# Imputation

In [None]:
# loading libraries
import re
import numpy as np
import pandas as pd

from sklearn.model_selection import StratifiedKFold
from sklearn.metrics import mean_absolute_error, mean_squared_error

# file paths (Colab environment)
DATA_PATH = "/content/PDA_Data.xlsx"
OUT_PATH = "/content/PDA_Data_imputed_median.xlsx"

# main target and features used for grouping
TARGET_COL = "favourite_dish_price"
FEATURE_COLS = ["city", "Services", "Restaurantkonzept", "Küchenregion", "Kettenzuordnung"]

# reproducibility + CV setup
RANDOM_SEED = 42
N_SPLITS = 5

# thresholds for grouping stability
MIN_CITY_COUNT = 20          # minimum number of observations per city before keeping its own label
MIN_TRIPLE_COUNT = 10        # minimum size for (city, region, concept) group
CITY_SMOOTH_K = 20.0         # smoothing factor for city-level fallback


def normalize_text(x):
    # basic cleanup for categorical fields (remove extra spaces etc.)
    if pd.isna(x):
        return np.nan
    s = str(x).strip()
    s = re.sub(r"\s+", " ", s)

----

§ **Problem A**: In the records below, format the lines from the one containing "last-login-ago[interactable]: 47 秒前" up to and including the one containing "mesh-model-list-link[interactable]: 型號列表 [982,1246,1061,1275]" as a numbered list, leaving out any blank lines.

§ **Element location listings**:
----

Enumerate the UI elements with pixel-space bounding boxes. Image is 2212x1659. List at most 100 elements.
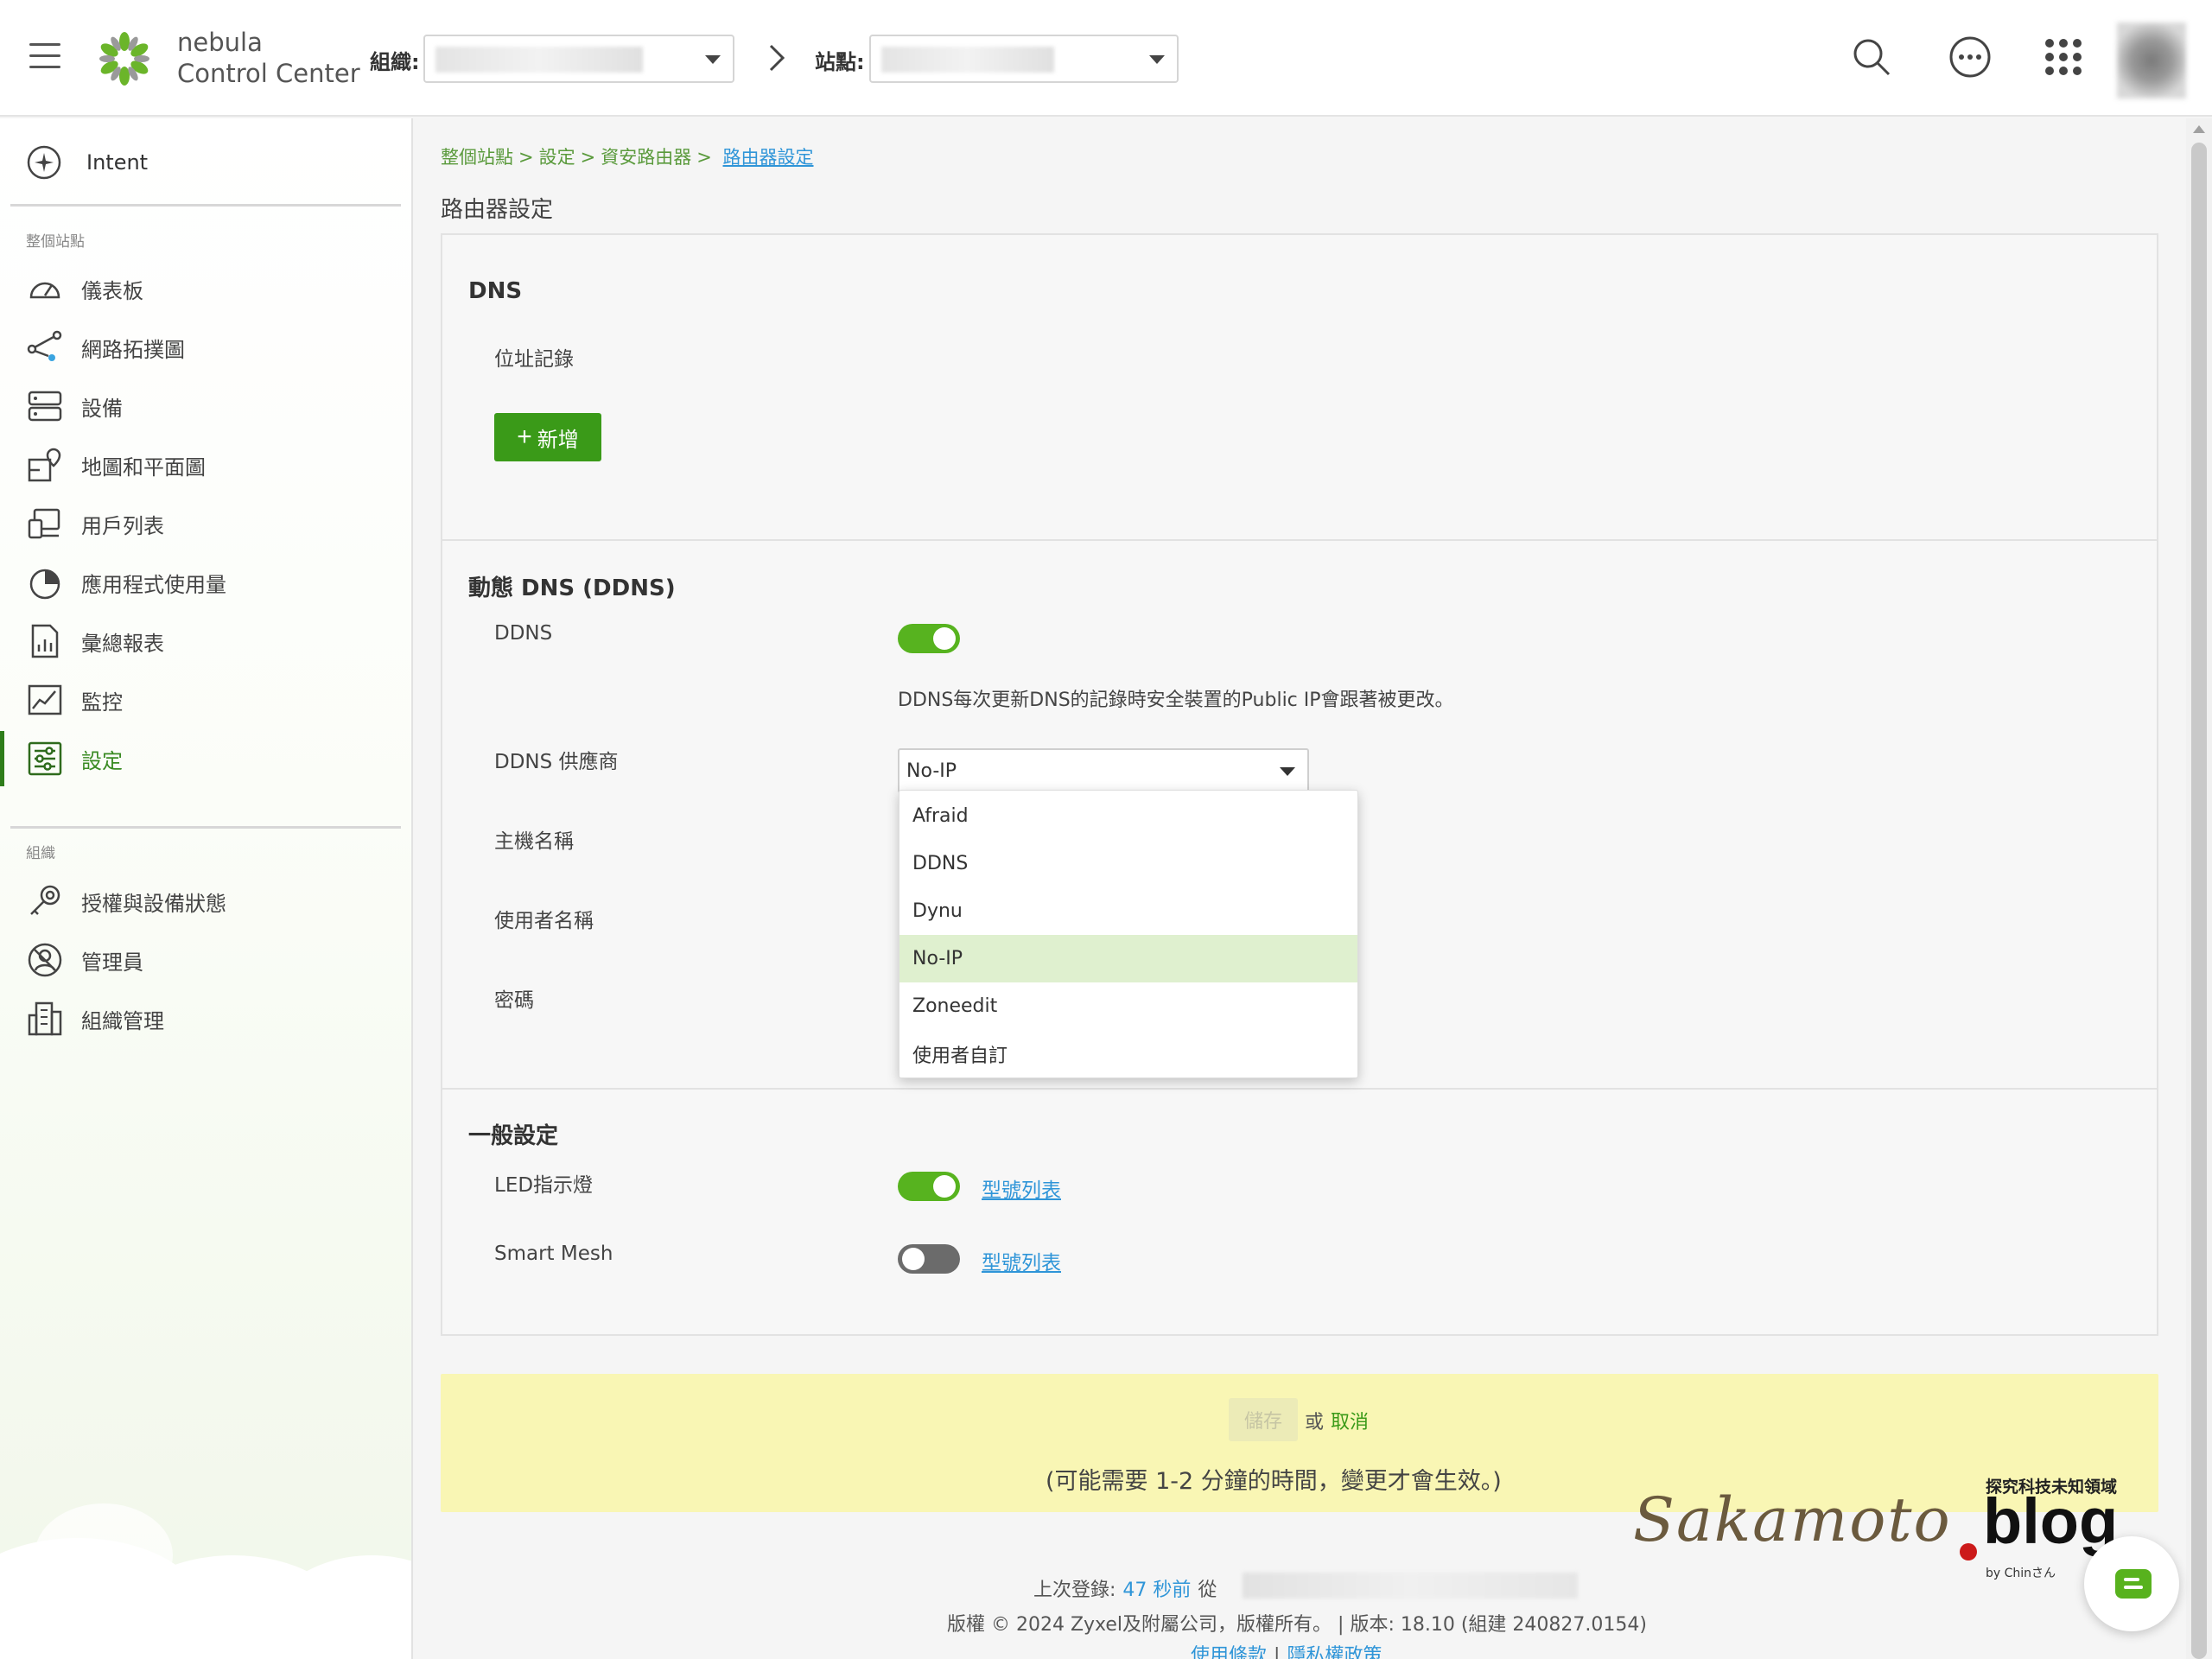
last-login-ago[interactable]: 47 秒前 [1122,1580,1191,1601]
smart-mesh-label: Smart Mesh [494,1243,613,1265]
ip-redacted [1243,1573,1578,1599]
led-model-list-link[interactable]: 型號列表 [982,1173,1061,1203]
site-selector[interactable] [869,35,1179,83]
settings-panel: DNS 位址記錄 + 新增 動態 DNS (DDNS) DDNS DDNS每次更新… [441,233,2158,1336]
dashboard-icon [29,282,60,299]
mesh-model-list-link[interactable]: 型號列表 [982,1246,1061,1275]
dropdown-option[interactable]: 使用者自訂 [899,1030,1357,1077]
org-name-redacted [435,47,643,73]
nebula-logo [99,32,149,86]
chevron-down-icon [1149,55,1165,64]
chevron-down-icon [1280,767,1295,776]
dropdown-option[interactable]: DDNS [899,840,1357,887]
privacy-link[interactable]: 隱私權政策 [1287,1645,1382,1659]
last-login-label: 上次登錄: [1033,1580,1116,1601]
hostname-label: 主機名稱 [494,830,574,853]
scroll-thumb[interactable] [2191,143,2207,1659]
add-record-button[interactable]: + 新增 [494,413,601,461]
org-selector[interactable] [423,35,734,83]
intent-label: Intent [86,150,149,175]
sidebar-item-dashboard[interactable]: 儀表板 [0,261,411,316]
sidebar-item-admin[interactable]: 管理員 [0,932,411,988]
site-label: 站點: [815,50,865,74]
copyright: 版權 © 2024 Zyxel及附屬公司，版權所有。 | 版本: 18.10 (… [947,1614,1647,1636]
breadcrumb-current[interactable]: 路由器設定 [723,147,814,168]
search-icon[interactable] [1849,35,1894,79]
site-name-redacted [881,47,1054,73]
chevron-right-icon [769,44,785,72]
sidebar-item-license[interactable]: 授權與設備狀態 [0,874,411,929]
intent-item[interactable]: Intent [26,141,148,184]
sidebar-item-devices[interactable]: 設備 [0,378,411,434]
dropdown-option[interactable]: Zoneedit [899,982,1357,1030]
ddns-provider-select[interactable]: No-IP [898,748,1309,793]
sidebar-item-label: 儀表板 [81,278,143,303]
dropdown-option[interactable]: Dynu [899,887,1357,935]
sidebar-item-topology[interactable]: 網路拓撲圖 [0,320,411,375]
sidebar-item-org-manage[interactable]: 組織管理 [0,991,411,1046]
map-icon [28,448,61,482]
led-toggle[interactable] [898,1172,960,1201]
sidebar-item-settings[interactable]: 設定 [0,731,411,786]
dropdown-option[interactable]: Afraid [899,792,1357,840]
legal-links: 使用條款 | 隱私權政策 [1191,1640,1382,1659]
watermark: 探究科技未知領域 Sakamoto blog by Chinさん [1633,1478,2134,1590]
sidebar-item-label: 彙總報表 [81,631,164,656]
save-button[interactable]: 儲存 [1229,1398,1298,1441]
sidebar: Intent 整個站點 儀表板 網路拓撲圖 設備 地圖和平面圖 用戶列表 應用程… [0,118,413,1659]
sidebar-item-clients[interactable]: 用戶列表 [0,496,411,551]
address-record-label: 位址記錄 [494,348,574,371]
breadcrumb-item[interactable]: 資安路由器 [601,147,691,168]
from-label: 從 [1198,1580,1217,1601]
app-grid-icon[interactable] [2041,35,2086,79]
menu-icon[interactable] [29,43,60,69]
password-label: 密碼 [494,989,534,1012]
divider [10,826,401,829]
cancel-link[interactable]: 取消 [1331,1407,1369,1434]
more-options-icon[interactable] [1948,35,1993,79]
sidebar-item-label: 授權與設備狀態 [81,891,226,916]
sidebar-item-app-usage[interactable]: 應用程式使用量 [0,555,411,610]
org-section-title: 組織 [26,845,55,862]
sidebar-item-label: 監控 [81,690,123,715]
ddns-note: DDNS每次更新DNS的記錄時安全裝置的Public IP會跟著被更改。 [898,690,1454,711]
sidebar-item-report[interactable]: 彙總報表 [0,613,411,669]
smart-mesh-toggle[interactable] [898,1244,960,1274]
sidebar-item-label: 組織管理 [81,1008,164,1033]
watermark-name: Sakamoto [1633,1484,1952,1555]
app-usage-icon [29,569,60,600]
terms-link[interactable]: 使用條款 [1191,1645,1267,1659]
page-title: 路由器設定 [441,197,554,223]
avatar[interactable] [2117,22,2186,99]
last-login: 上次登錄: 47 秒前從 [1033,1574,1217,1602]
sidebar-item-map[interactable]: 地圖和平面圖 [0,437,411,493]
sidebar-item-label: 設定 [81,748,123,773]
sidebar-item-monitor[interactable]: 監控 [0,672,411,728]
watermark-blog: blog [1983,1485,2119,1557]
scrollbar[interactable] [2186,118,2212,1659]
org-label: 組織: [370,50,420,74]
chevron-down-icon [705,55,721,64]
dropdown-option-selected[interactable]: No-IP [899,935,1357,982]
led-label: LED指示燈 [494,1174,594,1197]
ddns-provider-dropdown: Afraid DDNS Dynu No-IP Zoneedit 使用者自訂 [899,790,1358,1078]
breadcrumb-item[interactable]: 整個站點 [441,147,513,168]
add-button-label: 新增 [537,428,579,452]
divider [10,204,401,207]
breadcrumb-item[interactable]: 設定 [539,147,575,168]
sidebar-item-label: 網路拓撲圖 [81,337,185,362]
sidebar-item-label: 設備 [81,396,123,421]
sidebar-item-label: 地圖和平面圖 [81,454,206,480]
ddns-provider-value: No-IP [906,760,957,782]
report-icon [31,624,59,658]
breadcrumb: 整個站點 > 設定 > 資安路由器 > 路由器設定 [441,147,814,168]
divider [442,1088,2157,1090]
ddns-toggle[interactable] [898,624,960,653]
or-text: 或 [1305,1412,1325,1433]
scroll-up-arrow-icon[interactable] [2193,125,2205,133]
chat-button[interactable] [2084,1536,2179,1631]
sidebar-item-label: 應用程式使用量 [81,572,226,597]
ddns-provider-label: DDNS 供應商 [494,751,619,773]
ddns-heading: 動態 DNS (DDNS) [468,575,676,601]
clients-icon [28,508,60,539]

----

§ **Problem B**: Write out the entire imputation code excerpt above, character for character.

§ **Exercise solution A**:
1. last-login-ago[interactable]: 47 秒前 [1122,1580,1191,1601]
2. smart-mesh-label: Smart Mesh [494,1243,613,1265]
3. ip-redacted [1243,1573,1578,1599]
4. led-model-list-link[interactable]: 型號列表 [982,1173,1061,1203]
5. site-selector[interactable] [869,35,1179,83]
6. settings-panel: DNS 位址記錄 + 新增 動態 DNS (DDNS) DDNS DDNS每次更新… [441,233,2158,1336]
7. dashboard-icon [29,282,60,299]
8. mesh-model-list-link[interactable]: 型號列表 [982,1246,1061,1275]

§ **Exercise solution B**:
# Imputation

In [None]:
# loading libraries
import re
import numpy as np
import pandas as pd

from sklearn.model_selection import StratifiedKFold
from sklearn.metrics import mean_absolute_error, mean_squared_error

# file paths (Colab environment)
DATA_PATH = "/content/PDA_Data.xlsx"
OUT_PATH = "/content/PDA_Data_imputed_median.xlsx"

# main target and features used for grouping
TARGET_COL = "favourite_dish_price"
FEATURE_COLS = ["city", "Services", "Restaurantkonzept", "Küchenregion", "Kettenzuordnung"]

# reproducibility + CV setup
RANDOM_SEED = 42
N_SPLITS = 5

# thresholds for grouping stability
MIN_CITY_COUNT = 20          # minimum number of observations per city before keeping its own label
MIN_TRIPLE_COUNT = 10        # minimum size for (city, region, concept) group
CITY_SMOOTH_K = 20.0         # smoothing factor for city-level fallback


def normalize_text(x):
    # basic cleanup for categorical fields (remove extra spaces etc.)
    if pd.isna(x):
        return np.nan
    s = str(x).strip()
    s = re.sub(r"\s+", " ", s)